Items —
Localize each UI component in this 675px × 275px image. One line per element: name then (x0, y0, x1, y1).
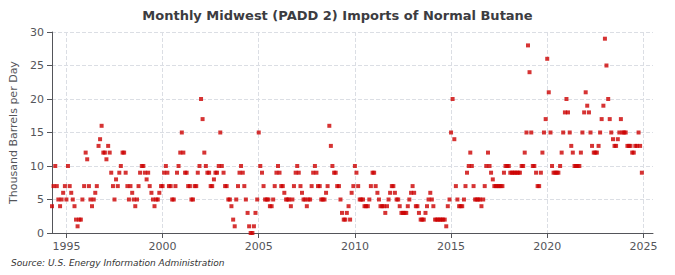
svg-text:2015: 2015 (437, 240, 465, 253)
svg-text:2000: 2000 (149, 240, 177, 253)
svg-text:15: 15 (30, 126, 44, 139)
svg-text:2025: 2025 (629, 240, 657, 253)
svg-text:5: 5 (37, 193, 44, 206)
svg-text:10: 10 (30, 160, 44, 173)
svg-text:2010: 2010 (341, 240, 369, 253)
svg-text:25: 25 (30, 59, 44, 72)
svg-text:Monthly Midwest (PADD 2) Impor: Monthly Midwest (PADD 2) Imports of Norm… (142, 8, 533, 23)
svg-text:2020: 2020 (533, 240, 561, 253)
svg-text:30: 30 (30, 26, 44, 39)
svg-text:0: 0 (37, 227, 44, 240)
svg-text:2005: 2005 (245, 240, 273, 253)
svg-text:Thousand Barrels per Day: Thousand Barrels per Day (7, 61, 20, 205)
svg-text:1995: 1995 (52, 240, 80, 253)
svg-text:20: 20 (30, 93, 44, 106)
svg-text:Source: U.S. Energy Informatio: Source: U.S. Energy Information Administ… (11, 258, 225, 268)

What needs to be done — Reproduce the records above verbatim, omitting any pictures from your reply.

Answer to this task —
Localize each UI component in this 675px × 275px image. One line per element: name then (x0, y0, x1, y1).
svg-text:2015: 2015 (437, 240, 465, 253)
svg-text:2000: 2000 (149, 240, 177, 253)
svg-text:15: 15 (30, 126, 44, 139)
svg-text:2025: 2025 (629, 240, 657, 253)
svg-text:5: 5 (37, 193, 44, 206)
svg-text:10: 10 (30, 160, 44, 173)
svg-text:2010: 2010 (341, 240, 369, 253)
svg-text:25: 25 (30, 59, 44, 72)
svg-text:Monthly Midwest (PADD 2) Impor: Monthly Midwest (PADD 2) Imports of Norm… (142, 8, 533, 23)
svg-text:2020: 2020 (533, 240, 561, 253)
svg-text:30: 30 (30, 26, 44, 39)
svg-text:0: 0 (37, 227, 44, 240)
svg-text:2005: 2005 (245, 240, 273, 253)
svg-text:Thousand Barrels per Day: Thousand Barrels per Day (7, 61, 20, 205)
svg-text:1995: 1995 (52, 240, 80, 253)
svg-text:20: 20 (30, 93, 44, 106)
svg-text:Source: U.S. Energy Informatio: Source: U.S. Energy Information Administ… (11, 258, 225, 268)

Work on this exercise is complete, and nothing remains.